## What the task asks
Word for word, print each line of the listing below; pictures stay out.

## Data to process
Begin

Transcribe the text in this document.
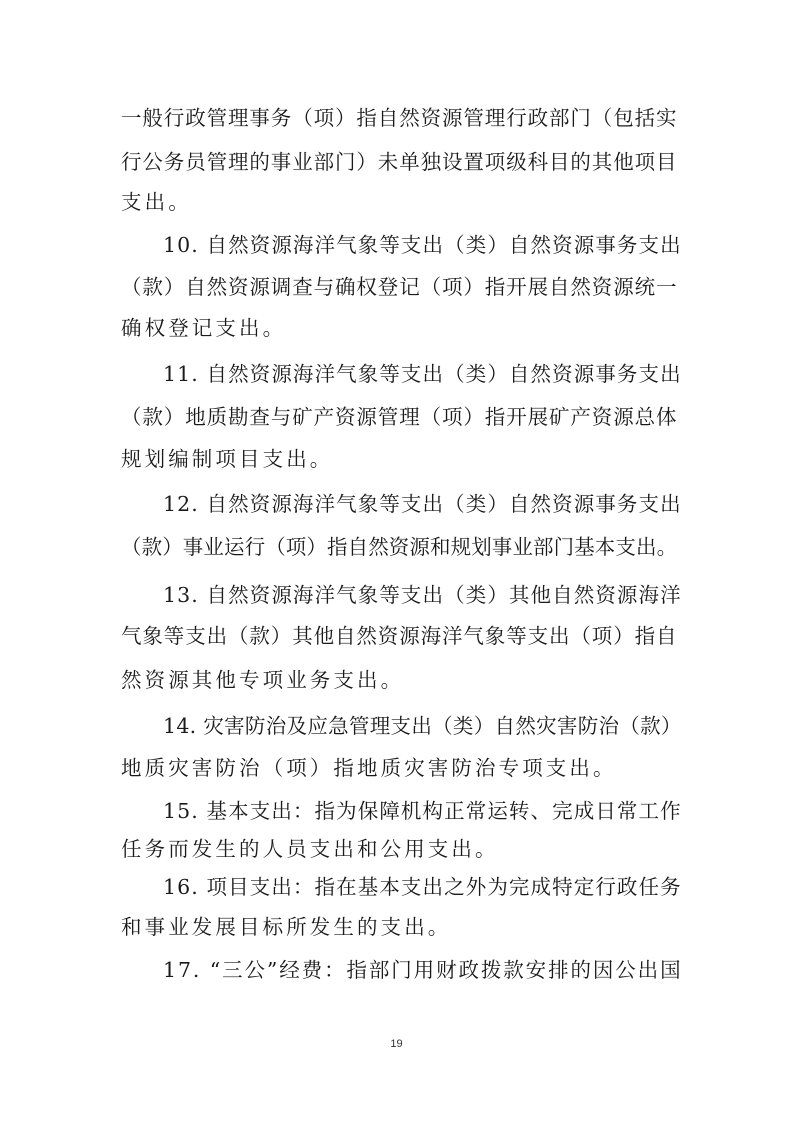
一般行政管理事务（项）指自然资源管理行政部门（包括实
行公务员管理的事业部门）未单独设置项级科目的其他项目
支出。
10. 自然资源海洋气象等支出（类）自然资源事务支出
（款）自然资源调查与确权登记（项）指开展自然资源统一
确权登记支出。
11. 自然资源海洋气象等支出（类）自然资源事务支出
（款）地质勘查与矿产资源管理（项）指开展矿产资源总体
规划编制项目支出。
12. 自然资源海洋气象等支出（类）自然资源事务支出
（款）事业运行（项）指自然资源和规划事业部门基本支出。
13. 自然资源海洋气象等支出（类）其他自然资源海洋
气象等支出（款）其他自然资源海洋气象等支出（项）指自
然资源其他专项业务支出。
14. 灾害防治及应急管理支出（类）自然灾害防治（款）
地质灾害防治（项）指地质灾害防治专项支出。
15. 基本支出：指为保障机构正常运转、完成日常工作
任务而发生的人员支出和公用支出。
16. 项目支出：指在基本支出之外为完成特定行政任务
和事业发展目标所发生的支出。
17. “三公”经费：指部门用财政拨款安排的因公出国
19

End

## Exercise solution
Transcribe the text in this document.
一般行政管理事务（项）指自然资源管理行政部门（包括实
行公务员管理的事业部门）未单独设置项级科目的其他项目
支出。
10. 自然资源海洋气象等支出（类）自然资源事务支出
（款）自然资源调查与确权登记（项）指开展自然资源统一
确权登记支出。
11. 自然资源海洋气象等支出（类）自然资源事务支出
（款）地质勘查与矿产资源管理（项）指开展矿产资源总体
规划编制项目支出。
12. 自然资源海洋气象等支出（类）自然资源事务支出
（款）事业运行（项）指自然资源和规划事业部门基本支出。
13. 自然资源海洋气象等支出（类）其他自然资源海洋
气象等支出（款）其他自然资源海洋气象等支出（项）指自
然资源其他专项业务支出。
14. 灾害防治及应急管理支出（类）自然灾害防治（款）
地质灾害防治（项）指地质灾害防治专项支出。
15. 基本支出：指为保障机构正常运转、完成日常工作
任务而发生的人员支出和公用支出。
16. 项目支出：指在基本支出之外为完成特定行政任务
和事业发展目标所发生的支出。
17. “三公”经费：指部门用财政拨款安排的因公出国
19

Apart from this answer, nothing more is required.